Search the material below for the string "undersigned" and extract each line that has it.

Stored entries:
[Start]
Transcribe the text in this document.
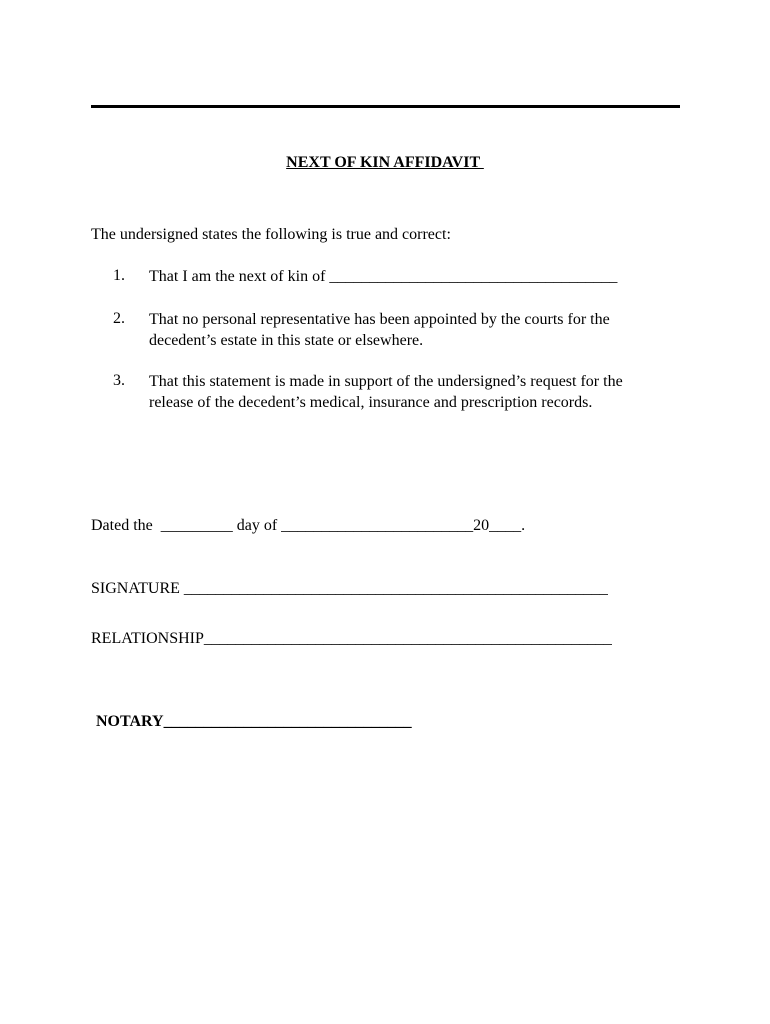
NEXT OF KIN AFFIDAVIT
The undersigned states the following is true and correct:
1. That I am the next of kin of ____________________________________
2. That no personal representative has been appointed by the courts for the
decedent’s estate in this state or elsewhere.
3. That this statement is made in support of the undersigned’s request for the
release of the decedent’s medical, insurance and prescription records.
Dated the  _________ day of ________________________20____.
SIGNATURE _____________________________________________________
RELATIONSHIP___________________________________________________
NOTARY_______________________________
[End]
FINISHED ANSWER →
The undersigned states the following is true and correct:
3. That this statement is made in support of the undersigned’s request for the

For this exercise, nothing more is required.